Stored records:
++++++

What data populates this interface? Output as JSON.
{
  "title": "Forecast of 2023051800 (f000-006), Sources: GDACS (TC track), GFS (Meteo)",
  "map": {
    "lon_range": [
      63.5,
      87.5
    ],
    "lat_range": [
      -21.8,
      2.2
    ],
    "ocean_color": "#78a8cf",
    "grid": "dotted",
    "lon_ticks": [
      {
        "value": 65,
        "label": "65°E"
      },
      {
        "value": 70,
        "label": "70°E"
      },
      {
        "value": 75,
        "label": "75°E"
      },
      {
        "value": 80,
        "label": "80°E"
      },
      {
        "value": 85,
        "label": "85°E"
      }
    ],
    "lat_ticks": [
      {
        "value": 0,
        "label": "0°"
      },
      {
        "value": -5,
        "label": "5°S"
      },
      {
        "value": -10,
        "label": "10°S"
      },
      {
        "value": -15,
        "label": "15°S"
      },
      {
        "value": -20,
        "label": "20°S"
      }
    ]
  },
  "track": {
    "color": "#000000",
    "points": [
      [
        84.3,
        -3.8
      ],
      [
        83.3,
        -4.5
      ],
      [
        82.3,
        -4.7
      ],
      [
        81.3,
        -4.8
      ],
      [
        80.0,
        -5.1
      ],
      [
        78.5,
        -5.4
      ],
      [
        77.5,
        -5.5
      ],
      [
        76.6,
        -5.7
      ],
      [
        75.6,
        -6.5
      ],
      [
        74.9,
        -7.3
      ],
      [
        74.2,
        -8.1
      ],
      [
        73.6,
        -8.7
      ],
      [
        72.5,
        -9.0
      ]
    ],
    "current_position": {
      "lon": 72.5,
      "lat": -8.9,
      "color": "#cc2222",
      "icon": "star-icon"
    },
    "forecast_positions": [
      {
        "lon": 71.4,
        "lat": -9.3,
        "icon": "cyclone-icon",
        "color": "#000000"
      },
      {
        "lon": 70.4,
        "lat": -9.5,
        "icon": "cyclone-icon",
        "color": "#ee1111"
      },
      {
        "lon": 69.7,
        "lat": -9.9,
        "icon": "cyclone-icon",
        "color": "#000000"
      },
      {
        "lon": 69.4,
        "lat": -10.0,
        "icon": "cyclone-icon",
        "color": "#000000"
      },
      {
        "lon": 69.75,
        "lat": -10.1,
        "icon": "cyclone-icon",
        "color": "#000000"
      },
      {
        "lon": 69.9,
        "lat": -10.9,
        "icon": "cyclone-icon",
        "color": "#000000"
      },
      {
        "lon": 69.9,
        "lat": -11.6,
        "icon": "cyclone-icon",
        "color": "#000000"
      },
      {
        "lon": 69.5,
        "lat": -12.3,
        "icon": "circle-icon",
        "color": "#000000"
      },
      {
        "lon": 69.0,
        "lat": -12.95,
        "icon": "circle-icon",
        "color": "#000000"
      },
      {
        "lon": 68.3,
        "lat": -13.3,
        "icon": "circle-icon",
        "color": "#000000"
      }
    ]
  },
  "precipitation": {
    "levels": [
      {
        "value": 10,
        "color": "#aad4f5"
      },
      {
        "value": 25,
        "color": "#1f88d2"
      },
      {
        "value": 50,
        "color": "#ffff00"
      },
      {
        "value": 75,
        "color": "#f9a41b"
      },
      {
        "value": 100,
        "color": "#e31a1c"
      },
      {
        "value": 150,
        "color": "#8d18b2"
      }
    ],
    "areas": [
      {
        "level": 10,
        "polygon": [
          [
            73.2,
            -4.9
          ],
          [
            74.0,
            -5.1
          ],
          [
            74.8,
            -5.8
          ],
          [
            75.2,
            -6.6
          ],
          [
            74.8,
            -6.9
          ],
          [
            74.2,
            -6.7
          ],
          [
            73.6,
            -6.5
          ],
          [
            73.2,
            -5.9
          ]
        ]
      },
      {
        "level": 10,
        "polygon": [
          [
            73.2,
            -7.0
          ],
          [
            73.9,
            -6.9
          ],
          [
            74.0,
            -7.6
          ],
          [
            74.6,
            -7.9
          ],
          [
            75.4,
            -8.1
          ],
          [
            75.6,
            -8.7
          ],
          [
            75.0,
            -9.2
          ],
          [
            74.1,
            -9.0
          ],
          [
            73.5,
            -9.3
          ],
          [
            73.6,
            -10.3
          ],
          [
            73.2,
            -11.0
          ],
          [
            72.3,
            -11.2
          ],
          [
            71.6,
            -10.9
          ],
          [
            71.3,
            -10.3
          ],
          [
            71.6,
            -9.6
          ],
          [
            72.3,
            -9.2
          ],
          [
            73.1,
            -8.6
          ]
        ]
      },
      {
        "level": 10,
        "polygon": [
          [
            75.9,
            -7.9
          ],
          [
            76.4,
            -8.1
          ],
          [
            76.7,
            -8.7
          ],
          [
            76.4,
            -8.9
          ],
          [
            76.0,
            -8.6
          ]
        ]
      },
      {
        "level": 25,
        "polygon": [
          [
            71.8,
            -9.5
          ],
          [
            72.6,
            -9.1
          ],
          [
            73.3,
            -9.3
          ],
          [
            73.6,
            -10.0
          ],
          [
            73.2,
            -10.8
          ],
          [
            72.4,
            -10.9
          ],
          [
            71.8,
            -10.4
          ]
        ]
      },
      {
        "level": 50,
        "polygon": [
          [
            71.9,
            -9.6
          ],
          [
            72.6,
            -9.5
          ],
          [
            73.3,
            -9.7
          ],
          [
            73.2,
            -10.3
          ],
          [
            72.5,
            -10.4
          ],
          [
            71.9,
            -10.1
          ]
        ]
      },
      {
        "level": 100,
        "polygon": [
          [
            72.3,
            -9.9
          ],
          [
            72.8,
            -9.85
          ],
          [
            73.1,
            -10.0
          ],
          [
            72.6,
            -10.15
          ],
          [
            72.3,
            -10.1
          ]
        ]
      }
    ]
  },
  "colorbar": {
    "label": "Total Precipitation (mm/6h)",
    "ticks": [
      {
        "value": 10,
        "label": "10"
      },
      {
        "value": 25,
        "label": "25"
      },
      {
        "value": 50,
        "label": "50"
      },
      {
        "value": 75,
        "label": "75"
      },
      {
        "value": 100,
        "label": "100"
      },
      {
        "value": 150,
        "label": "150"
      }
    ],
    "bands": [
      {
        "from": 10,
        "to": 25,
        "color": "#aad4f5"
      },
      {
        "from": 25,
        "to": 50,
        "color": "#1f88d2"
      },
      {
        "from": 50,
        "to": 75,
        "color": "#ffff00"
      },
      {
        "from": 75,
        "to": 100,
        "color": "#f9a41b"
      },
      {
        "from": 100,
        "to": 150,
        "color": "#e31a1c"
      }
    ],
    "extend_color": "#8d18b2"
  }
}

++++++

WHAT THE TASK ASKS:
Go through the entries and repeat each one exactly.

TASK SOLUTION:
What data populates this interface? Output as JSON.
{
  "title": "Forecast of 2023051800 (f000-006), Sources: GDACS (TC track), GFS (Meteo)",
  "map": {
    "lon_range": [
      63.5,
      87.5
    ],
    "lat_range": [
      -21.8,
      2.2
    ],
    "ocean_color": "#78a8cf",
    "grid": "dotted",
    "lon_ticks": [
      {
        "value": 65,
        "label": "65°E"
      },
      {
        "value": 70,
        "label": "70°E"
      },
      {
        "value": 75,
        "label": "75°E"
      },
      {
        "value": 80,
        "label": "80°E"
      },
      {
        "value": 85,
        "label": "85°E"
      }
    ],
    "lat_ticks": [
      {
        "value": 0,
        "label": "0°"
      },
      {
        "value": -5,
        "label": "5°S"
      },
      {
        "value": -10,
        "label": "10°S"
      },
      {
        "value": -15,
        "label": "15°S"
      },
      {
        "value": -20,
        "label": "20°S"
      }
    ]
  },
  "track": {
    "color": "#000000",
    "points": [
      [
        84.3,
        -3.8
      ],
      [
        83.3,
        -4.5
      ],
      [
        82.3,
        -4.7
      ],
      [
        81.3,
        -4.8
      ],
      [
        80.0,
        -5.1
      ],
      [
        78.5,
        -5.4
      ],
      [
        77.5,
        -5.5
      ],
      [
        76.6,
        -5.7
      ],
      [
        75.6,
        -6.5
      ],
      [
        74.9,
        -7.3
      ],
      [
        74.2,
        -8.1
      ],
      [
        73.6,
        -8.7
      ],
      [
        72.5,
        -9.0
      ]
    ],
    "current_position": {
      "lon": 72.5,
      "lat": -8.9,
      "color": "#cc2222",
      "icon": "star-icon"
    },
    "forecast_positions": [
      {
        "lon": 71.4,
        "lat": -9.3,
        "icon": "cyclone-icon",
        "color": "#000000"
      },
      {
        "lon": 70.4,
        "lat": -9.5,
        "icon": "cyclone-icon",
        "color": "#ee1111"
      },
      {
        "lon": 69.7,
        "lat": -9.9,
        "icon": "cyclone-icon",
        "color": "#000000"
      },
      {
        "lon": 69.4,
        "lat": -10.0,
        "icon": "cyclone-icon",
        "color": "#000000"
      },
      {
        "lon": 69.75,
        "lat": -10.1,
        "icon": "cyclone-icon",
        "color": "#000000"
      },
      {
        "lon": 69.9,
        "lat": -10.9,
        "icon": "cyclone-icon",
        "color": "#000000"
      },
      {
        "lon": 69.9,
        "lat": -11.6,
        "icon": "cyclone-icon",
        "color": "#000000"
      },
      {
        "lon": 69.5,
        "lat": -12.3,
        "icon": "circle-icon",
        "color": "#000000"
      },
      {
        "lon": 69.0,
        "lat": -12.95,
        "icon": "circle-icon",
        "color": "#000000"
      },
      {
        "lon": 68.3,
        "lat": -13.3,
        "icon": "circle-icon",
        "color": "#000000"
      }
    ]
  },
  "precipitation": {
    "levels": [
      {
        "value": 10,
        "color": "#aad4f5"
      },
      {
        "value": 25,
        "color": "#1f88d2"
      },
      {
        "value": 50,
        "color": "#ffff00"
      },
      {
        "value": 75,
        "color": "#f9a41b"
      },
      {
        "value": 100,
        "color": "#e31a1c"
      },
      {
        "value": 150,
        "color": "#8d18b2"
      }
    ],
    "areas": [
      {
        "level": 10,
        "polygon": [
          [
            73.2,
            -4.9
          ],
          [
            74.0,
            -5.1
          ],
          [
            74.8,
            -5.8
          ],
          [
            75.2,
            -6.6
          ],
          [
            74.8,
            -6.9
          ],
          [
            74.2,
            -6.7
          ],
          [
            73.6,
            -6.5
          ],
          [
            73.2,
            -5.9
          ]
        ]
      },
      {
        "level": 10,
        "polygon": [
          [
            73.2,
            -7.0
          ],
          [
            73.9,
            -6.9
          ],
          [
            74.0,
            -7.6
          ],
          [
            74.6,
            -7.9
          ],
          [
            75.4,
            -8.1
          ],
          [
            75.6,
            -8.7
          ],
          [
            75.0,
            -9.2
          ],
          [
            74.1,
            -9.0
          ],
          [
            73.5,
            -9.3
          ],
          [
            73.6,
            -10.3
          ],
          [
            73.2,
            -11.0
          ],
          [
            72.3,
            -11.2
          ],
          [
            71.6,
            -10.9
          ],
          [
            71.3,
            -10.3
          ],
          [
            71.6,
            -9.6
          ],
          [
            72.3,
            -9.2
          ],
          [
            73.1,
            -8.6
          ]
        ]
      },
      {
        "level": 10,
        "polygon": [
          [
            75.9,
            -7.9
          ],
          [
            76.4,
            -8.1
          ],
          [
            76.7,
            -8.7
          ],
          [
            76.4,
            -8.9
          ],
          [
            76.0,
            -8.6
          ]
        ]
      },
      {
        "level": 25,
        "polygon": [
          [
            71.8,
            -9.5
          ],
          [
            72.6,
            -9.1
          ],
          [
            73.3,
            -9.3
          ],
          [
            73.6,
            -10.0
          ],
          [
            73.2,
            -10.8
          ],
          [
            72.4,
            -10.9
          ],
          [
            71.8,
            -10.4
          ]
        ]
      },
      {
        "level": 50,
        "polygon": [
          [
            71.9,
            -9.6
          ],
          [
            72.6,
            -9.5
          ],
          [
            73.3,
            -9.7
          ],
          [
            73.2,
            -10.3
          ],
          [
            72.5,
            -10.4
          ],
          [
            71.9,
            -10.1
          ]
        ]
      },
      {
        "level": 100,
        "polygon": [
          [
            72.3,
            -9.9
          ],
          [
            72.8,
            -9.85
          ],
          [
            73.1,
            -10.0
          ],
          [
            72.6,
            -10.15
          ],
          [
            72.3,
            -10.1
          ]
        ]
      }
    ]
  },
  "colorbar": {
    "label": "Total Precipitation (mm/6h)",
    "ticks": [
      {
        "value": 10,
        "label": "10"
      },
      {
        "value": 25,
        "label": "25"
      },
      {
        "value": 50,
        "label": "50"
      },
      {
        "value": 75,
        "label": "75"
      },
      {
        "value": 100,
        "label": "100"
      },
      {
        "value": 150,
        "label": "150"
      }
    ],
    "bands": [
      {
        "from": 10,
        "to": 25,
        "color": "#aad4f5"
      },
      {
        "from": 25,
        "to": 50,
        "color": "#1f88d2"
      },
      {
        "from": 50,
        "to": 75,
        "color": "#ffff00"
      },
      {
        "from": 75,
        "to": 100,
        "color": "#f9a41b"
      },
      {
        "from": 100,
        "to": 150,
        "color": "#e31a1c"
      }
    ],
    "extend_color": "#8d18b2"
  }
}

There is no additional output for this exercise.